Exercise description
Copy out lines with the word "What" from the material that follows.

Source data
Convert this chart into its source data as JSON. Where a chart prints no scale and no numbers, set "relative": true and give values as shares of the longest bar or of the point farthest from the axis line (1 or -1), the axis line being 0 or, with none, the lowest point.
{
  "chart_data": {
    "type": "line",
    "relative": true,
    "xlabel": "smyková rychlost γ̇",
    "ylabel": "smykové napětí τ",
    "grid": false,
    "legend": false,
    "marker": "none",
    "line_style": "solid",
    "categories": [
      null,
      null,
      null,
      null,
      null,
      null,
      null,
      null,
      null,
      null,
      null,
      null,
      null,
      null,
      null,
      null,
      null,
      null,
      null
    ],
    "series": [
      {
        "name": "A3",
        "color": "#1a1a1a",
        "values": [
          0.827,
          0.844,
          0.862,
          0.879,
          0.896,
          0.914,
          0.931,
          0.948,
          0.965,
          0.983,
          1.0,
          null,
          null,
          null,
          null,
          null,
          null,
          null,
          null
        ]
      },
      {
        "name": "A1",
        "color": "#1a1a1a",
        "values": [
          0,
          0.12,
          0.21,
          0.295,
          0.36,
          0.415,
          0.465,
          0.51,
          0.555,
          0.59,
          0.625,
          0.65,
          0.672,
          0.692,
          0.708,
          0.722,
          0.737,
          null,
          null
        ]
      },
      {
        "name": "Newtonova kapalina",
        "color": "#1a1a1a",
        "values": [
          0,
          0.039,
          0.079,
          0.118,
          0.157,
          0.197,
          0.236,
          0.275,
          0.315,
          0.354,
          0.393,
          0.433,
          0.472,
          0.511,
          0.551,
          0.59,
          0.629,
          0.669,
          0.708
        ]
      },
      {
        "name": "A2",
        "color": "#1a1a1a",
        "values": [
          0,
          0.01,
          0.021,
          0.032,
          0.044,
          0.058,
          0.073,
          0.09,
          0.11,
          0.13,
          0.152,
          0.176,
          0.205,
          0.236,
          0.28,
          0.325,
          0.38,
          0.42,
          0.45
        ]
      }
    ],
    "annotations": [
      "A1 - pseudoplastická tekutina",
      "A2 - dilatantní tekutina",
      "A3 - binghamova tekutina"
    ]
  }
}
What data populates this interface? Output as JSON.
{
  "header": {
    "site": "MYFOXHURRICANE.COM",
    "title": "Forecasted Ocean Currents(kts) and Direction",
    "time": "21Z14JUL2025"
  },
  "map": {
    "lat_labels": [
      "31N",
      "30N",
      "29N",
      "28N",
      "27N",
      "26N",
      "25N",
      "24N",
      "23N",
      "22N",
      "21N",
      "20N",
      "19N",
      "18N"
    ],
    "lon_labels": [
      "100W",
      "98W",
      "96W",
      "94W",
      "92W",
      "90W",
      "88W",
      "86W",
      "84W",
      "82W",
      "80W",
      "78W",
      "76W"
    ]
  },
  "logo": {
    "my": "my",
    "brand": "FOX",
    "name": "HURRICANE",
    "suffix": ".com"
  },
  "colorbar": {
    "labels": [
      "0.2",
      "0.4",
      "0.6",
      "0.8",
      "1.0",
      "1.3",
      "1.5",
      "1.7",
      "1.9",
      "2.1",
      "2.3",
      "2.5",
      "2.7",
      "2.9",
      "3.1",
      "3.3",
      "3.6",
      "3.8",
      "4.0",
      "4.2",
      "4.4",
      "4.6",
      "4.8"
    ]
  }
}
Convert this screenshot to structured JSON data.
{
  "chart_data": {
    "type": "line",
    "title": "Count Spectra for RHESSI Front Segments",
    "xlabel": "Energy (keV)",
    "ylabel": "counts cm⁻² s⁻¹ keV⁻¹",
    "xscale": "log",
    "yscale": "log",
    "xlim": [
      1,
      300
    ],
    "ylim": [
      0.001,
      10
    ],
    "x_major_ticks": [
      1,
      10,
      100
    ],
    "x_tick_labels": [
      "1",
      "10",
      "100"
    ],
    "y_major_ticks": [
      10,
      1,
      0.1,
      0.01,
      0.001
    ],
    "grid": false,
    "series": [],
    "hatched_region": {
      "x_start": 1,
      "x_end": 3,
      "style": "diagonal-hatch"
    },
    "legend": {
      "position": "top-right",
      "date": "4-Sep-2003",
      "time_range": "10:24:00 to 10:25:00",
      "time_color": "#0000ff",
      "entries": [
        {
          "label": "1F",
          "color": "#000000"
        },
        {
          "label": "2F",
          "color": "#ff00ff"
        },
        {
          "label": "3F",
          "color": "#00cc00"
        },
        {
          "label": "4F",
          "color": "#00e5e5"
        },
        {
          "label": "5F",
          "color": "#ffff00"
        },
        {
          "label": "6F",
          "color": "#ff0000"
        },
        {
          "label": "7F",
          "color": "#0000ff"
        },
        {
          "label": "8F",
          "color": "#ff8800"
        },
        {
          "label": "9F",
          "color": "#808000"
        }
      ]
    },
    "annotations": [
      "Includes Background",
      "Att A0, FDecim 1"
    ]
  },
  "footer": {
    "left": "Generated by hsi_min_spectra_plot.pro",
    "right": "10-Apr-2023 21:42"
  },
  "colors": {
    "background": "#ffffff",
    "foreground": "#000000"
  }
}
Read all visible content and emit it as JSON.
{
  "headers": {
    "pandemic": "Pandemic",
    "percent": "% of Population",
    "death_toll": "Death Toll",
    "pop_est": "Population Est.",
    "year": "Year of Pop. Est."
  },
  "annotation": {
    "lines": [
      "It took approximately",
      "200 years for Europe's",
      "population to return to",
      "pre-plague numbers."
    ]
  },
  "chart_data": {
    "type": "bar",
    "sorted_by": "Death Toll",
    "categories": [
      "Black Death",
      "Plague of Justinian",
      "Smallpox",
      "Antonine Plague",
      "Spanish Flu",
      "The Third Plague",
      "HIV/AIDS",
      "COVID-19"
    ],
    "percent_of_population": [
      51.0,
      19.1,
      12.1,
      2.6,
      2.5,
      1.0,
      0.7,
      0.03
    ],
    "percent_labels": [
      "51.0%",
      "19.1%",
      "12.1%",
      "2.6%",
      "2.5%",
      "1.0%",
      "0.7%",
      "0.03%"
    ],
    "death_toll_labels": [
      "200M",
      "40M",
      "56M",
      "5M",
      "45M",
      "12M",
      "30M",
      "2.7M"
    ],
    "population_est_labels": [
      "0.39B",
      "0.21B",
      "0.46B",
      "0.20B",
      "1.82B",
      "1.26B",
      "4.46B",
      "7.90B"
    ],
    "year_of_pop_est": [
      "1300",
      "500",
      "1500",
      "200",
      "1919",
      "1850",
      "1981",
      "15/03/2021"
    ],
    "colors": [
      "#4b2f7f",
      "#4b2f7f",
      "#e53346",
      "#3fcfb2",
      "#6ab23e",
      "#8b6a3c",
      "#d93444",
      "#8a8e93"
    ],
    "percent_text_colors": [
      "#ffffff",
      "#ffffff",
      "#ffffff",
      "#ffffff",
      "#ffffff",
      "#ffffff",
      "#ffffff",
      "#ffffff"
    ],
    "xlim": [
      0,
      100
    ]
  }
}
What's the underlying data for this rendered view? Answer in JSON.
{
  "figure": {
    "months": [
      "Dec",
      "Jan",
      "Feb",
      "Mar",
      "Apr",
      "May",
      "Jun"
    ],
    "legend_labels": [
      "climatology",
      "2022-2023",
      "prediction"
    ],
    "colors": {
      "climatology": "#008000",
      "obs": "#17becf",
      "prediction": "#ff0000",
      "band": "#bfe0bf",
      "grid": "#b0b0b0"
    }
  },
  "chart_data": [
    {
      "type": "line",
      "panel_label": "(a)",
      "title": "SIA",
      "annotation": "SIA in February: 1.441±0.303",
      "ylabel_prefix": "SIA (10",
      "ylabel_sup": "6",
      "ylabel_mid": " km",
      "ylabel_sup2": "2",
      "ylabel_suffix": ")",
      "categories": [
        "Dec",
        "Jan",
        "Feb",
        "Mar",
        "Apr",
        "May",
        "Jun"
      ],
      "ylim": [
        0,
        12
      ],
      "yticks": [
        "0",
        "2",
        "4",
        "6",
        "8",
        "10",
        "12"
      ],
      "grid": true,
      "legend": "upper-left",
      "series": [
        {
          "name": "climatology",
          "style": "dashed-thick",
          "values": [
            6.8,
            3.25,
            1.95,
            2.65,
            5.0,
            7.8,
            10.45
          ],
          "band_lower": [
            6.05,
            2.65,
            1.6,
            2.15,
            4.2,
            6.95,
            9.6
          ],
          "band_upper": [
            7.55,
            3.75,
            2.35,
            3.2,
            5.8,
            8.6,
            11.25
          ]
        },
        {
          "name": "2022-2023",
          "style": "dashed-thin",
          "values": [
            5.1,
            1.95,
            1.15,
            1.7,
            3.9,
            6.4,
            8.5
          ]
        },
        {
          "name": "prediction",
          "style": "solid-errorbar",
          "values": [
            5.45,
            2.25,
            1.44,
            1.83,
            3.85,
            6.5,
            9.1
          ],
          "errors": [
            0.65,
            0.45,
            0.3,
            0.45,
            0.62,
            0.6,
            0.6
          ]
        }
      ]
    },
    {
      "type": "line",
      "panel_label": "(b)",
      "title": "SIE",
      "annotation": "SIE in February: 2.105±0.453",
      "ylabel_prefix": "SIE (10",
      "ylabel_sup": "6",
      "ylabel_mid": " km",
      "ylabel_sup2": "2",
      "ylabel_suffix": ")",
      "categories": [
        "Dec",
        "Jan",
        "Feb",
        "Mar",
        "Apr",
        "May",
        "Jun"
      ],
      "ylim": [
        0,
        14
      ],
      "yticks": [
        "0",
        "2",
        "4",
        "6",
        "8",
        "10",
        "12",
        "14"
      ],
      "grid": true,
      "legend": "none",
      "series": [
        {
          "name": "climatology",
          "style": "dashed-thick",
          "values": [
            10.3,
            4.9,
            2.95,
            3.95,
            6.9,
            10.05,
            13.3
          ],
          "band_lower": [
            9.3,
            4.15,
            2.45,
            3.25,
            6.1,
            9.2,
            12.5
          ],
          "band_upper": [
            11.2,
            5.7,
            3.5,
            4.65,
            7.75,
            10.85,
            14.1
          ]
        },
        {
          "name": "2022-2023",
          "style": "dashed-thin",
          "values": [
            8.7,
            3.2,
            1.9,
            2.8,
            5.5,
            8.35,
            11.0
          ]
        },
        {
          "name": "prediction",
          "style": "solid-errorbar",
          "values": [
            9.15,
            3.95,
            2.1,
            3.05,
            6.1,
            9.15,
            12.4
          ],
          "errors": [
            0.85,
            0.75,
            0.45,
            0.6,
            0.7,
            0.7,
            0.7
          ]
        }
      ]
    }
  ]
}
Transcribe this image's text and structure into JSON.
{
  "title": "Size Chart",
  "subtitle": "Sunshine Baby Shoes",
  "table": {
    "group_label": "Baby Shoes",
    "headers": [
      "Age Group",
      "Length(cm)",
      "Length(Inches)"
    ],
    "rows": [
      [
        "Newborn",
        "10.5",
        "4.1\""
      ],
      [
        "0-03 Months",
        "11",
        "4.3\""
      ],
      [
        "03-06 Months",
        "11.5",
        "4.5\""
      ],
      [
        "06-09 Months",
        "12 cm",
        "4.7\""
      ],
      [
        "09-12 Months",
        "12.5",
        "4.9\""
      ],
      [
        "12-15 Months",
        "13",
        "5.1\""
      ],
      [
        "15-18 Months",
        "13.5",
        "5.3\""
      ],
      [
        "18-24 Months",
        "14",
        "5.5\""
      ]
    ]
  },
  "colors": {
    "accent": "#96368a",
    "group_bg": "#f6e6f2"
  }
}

Expected output
What data populates this interface? Output as JSON.
What's the underlying data for this rendered view? Answer in JSON.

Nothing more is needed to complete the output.